## WORK REQUIRED
Drop every picture, then transcribe the remaining data exactly.

## AVAILABLE DATA
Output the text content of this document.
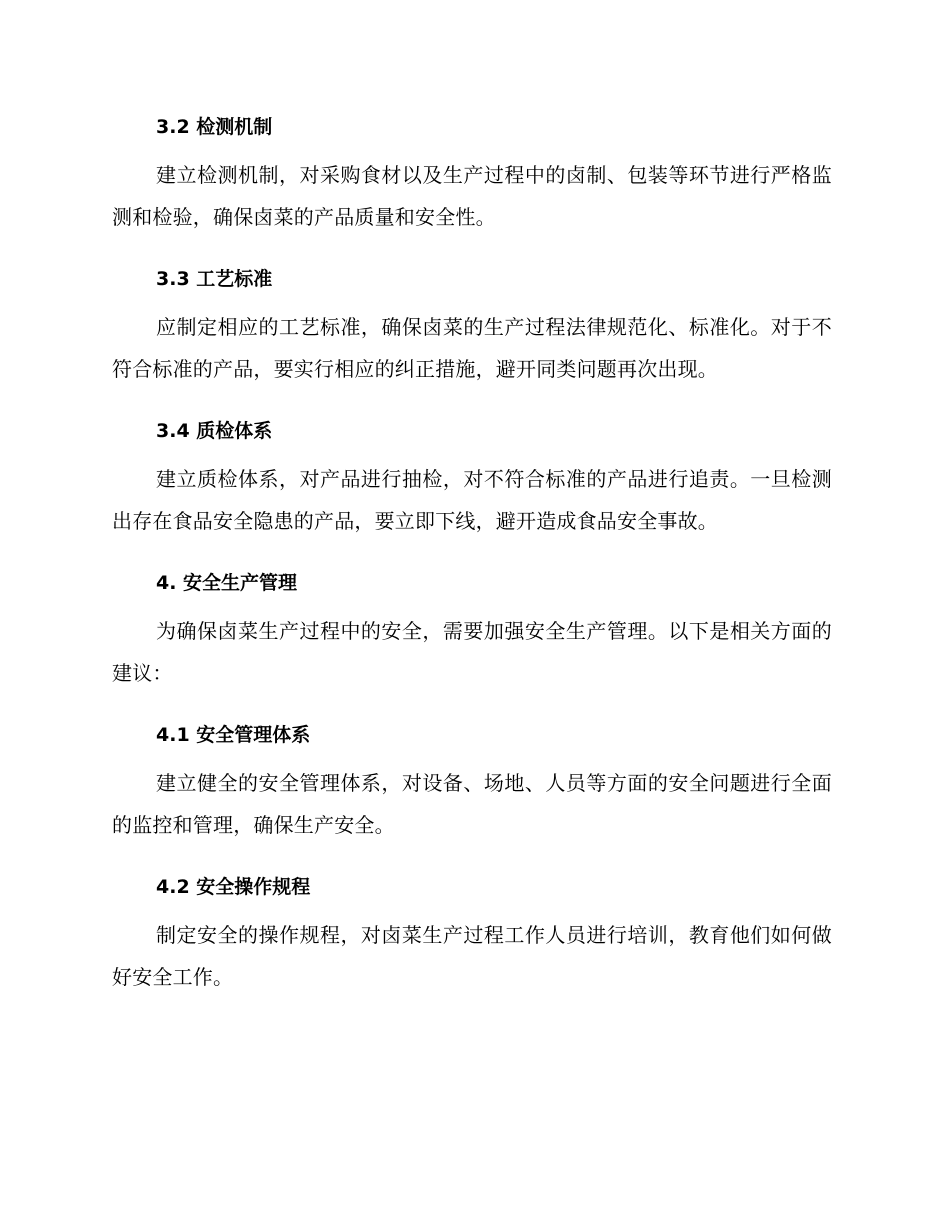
3.2 检测机制

建立检测机制，对采购食材以及生产过程中的卤制、包装等环节进行严格监测和检验，确保卤菜的产品质量和安全性。

3.3 工艺标准

应制定相应的工艺标准，确保卤菜的生产过程法律规范化、标准化。对于不符合标准的产品，要实行相应的纠正措施，避开同类问题再次出现。

3.4 质检体系

建立质检体系，对产品进行抽检，对不符合标准的产品进行追责。一旦检测出存在食品安全隐患的产品，要立即下线，避开造成食品安全事故。

4. 安全生产管理

为确保卤菜生产过程中的安全，需要加强安全生产管理。以下是相关方面的建议：

4.1 安全管理体系

建立健全的安全管理体系，对设备、场地、人员等方面的安全问题进行全面的监控和管理，确保生产安全。

4.2 安全操作规程

制定安全的操作规程，对卤菜生产过程工作人员进行培训，教育他们如何做好安全工作。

## REPLY TO THE TASK
Output the text content of this document.
3.2 检测机制

建立检测机制，对采购食材以及生产过程中的卤制、包装等环节进行严格监测和检验，确保卤菜的产品质量和安全性。

3.3 工艺标准

应制定相应的工艺标准，确保卤菜的生产过程法律规范化、标准化。对于不符合标准的产品，要实行相应的纠正措施，避开同类问题再次出现。

3.4 质检体系

建立质检体系，对产品进行抽检，对不符合标准的产品进行追责。一旦检测出存在食品安全隐患的产品，要立即下线，避开造成食品安全事故。

4. 安全生产管理

为确保卤菜生产过程中的安全，需要加强安全生产管理。以下是相关方面的建议：

4.1 安全管理体系

建立健全的安全管理体系，对设备、场地、人员等方面的安全问题进行全面的监控和管理，确保生产安全。

4.2 安全操作规程

制定安全的操作规程，对卤菜生产过程工作人员进行培训，教育他们如何做好安全工作。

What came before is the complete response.